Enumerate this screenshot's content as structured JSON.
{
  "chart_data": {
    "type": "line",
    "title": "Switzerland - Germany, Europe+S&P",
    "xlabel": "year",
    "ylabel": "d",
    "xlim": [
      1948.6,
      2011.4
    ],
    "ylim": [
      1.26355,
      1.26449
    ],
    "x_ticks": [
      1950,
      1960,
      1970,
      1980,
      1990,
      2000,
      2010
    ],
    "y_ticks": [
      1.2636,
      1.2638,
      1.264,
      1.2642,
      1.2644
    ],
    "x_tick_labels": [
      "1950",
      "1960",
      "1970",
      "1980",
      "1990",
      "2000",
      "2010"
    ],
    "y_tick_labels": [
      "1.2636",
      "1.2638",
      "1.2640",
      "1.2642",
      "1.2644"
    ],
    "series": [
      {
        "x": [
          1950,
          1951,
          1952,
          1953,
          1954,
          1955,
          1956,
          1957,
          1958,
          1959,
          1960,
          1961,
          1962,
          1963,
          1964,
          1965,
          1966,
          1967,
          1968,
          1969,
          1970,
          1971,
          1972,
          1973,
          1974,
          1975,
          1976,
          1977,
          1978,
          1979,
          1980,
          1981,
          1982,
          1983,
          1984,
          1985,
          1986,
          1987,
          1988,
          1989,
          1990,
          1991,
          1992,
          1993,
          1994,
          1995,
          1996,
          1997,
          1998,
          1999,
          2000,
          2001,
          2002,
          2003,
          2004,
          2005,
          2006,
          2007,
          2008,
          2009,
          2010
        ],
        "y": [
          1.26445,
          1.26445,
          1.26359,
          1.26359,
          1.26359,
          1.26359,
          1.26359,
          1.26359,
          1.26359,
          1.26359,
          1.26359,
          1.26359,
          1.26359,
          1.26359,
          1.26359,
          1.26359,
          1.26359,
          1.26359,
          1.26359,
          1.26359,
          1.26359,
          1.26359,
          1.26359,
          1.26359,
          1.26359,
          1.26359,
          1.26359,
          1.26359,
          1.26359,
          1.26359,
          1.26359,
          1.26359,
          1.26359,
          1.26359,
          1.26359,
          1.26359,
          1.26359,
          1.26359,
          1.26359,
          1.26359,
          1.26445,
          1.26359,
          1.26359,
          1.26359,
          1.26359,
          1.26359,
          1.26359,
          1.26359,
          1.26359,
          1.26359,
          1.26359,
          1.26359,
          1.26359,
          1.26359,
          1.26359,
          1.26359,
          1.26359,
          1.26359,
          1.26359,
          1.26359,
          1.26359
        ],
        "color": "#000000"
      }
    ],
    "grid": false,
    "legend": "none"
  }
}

What the task requires » Every line of the data above should be reproduced word for word.

Reply »
Enumerate this screenshot's content as structured JSON.
{
  "chart_data": {
    "type": "line",
    "title": "Switzerland - Germany, Europe+S&P",
    "xlabel": "year",
    "ylabel": "d",
    "xlim": [
      1948.6,
      2011.4
    ],
    "ylim": [
      1.26355,
      1.26449
    ],
    "x_ticks": [
      1950,
      1960,
      1970,
      1980,
      1990,
      2000,
      2010
    ],
    "y_ticks": [
      1.2636,
      1.2638,
      1.264,
      1.2642,
      1.2644
    ],
    "x_tick_labels": [
      "1950",
      "1960",
      "1970",
      "1980",
      "1990",
      "2000",
      "2010"
    ],
    "y_tick_labels": [
      "1.2636",
      "1.2638",
      "1.2640",
      "1.2642",
      "1.2644"
    ],
    "series": [
      {
        "x": [
          1950,
          1951,
          1952,
          1953,
          1954,
          1955,
          1956,
          1957,
          1958,
          1959,
          1960,
          1961,
          1962,
          1963,
          1964,
          1965,
          1966,
          1967,
          1968,
          1969,
          1970,
          1971,
          1972,
          1973,
          1974,
          1975,
          1976,
          1977,
          1978,
          1979,
          1980,
          1981,
          1982,
          1983,
          1984,
          1985,
          1986,
          1987,
          1988,
          1989,
          1990,
          1991,
          1992,
          1993,
          1994,
          1995,
          1996,
          1997,
          1998,
          1999,
          2000,
          2001,
          2002,
          2003,
          2004,
          2005,
          2006,
          2007,
          2008,
          2009,
          2010
        ],
        "y": [
          1.26445,
          1.26445,
          1.26359,
          1.26359,
          1.26359,
          1.26359,
          1.26359,
          1.26359,
          1.26359,
          1.26359,
          1.26359,
          1.26359,
          1.26359,
          1.26359,
          1.26359,
          1.26359,
          1.26359,
          1.26359,
          1.26359,
          1.26359,
          1.26359,
          1.26359,
          1.26359,
          1.26359,
          1.26359,
          1.26359,
          1.26359,
          1.26359,
          1.26359,
          1.26359,
          1.26359,
          1.26359,
          1.26359,
          1.26359,
          1.26359,
          1.26359,
          1.26359,
          1.26359,
          1.26359,
          1.26359,
          1.26445,
          1.26359,
          1.26359,
          1.26359,
          1.26359,
          1.26359,
          1.26359,
          1.26359,
          1.26359,
          1.26359,
          1.26359,
          1.26359,
          1.26359,
          1.26359,
          1.26359,
          1.26359,
          1.26359,
          1.26359,
          1.26359,
          1.26359,
          1.26359
        ],
        "color": "#000000"
      }
    ],
    "grid": false,
    "legend": "none"
  }
}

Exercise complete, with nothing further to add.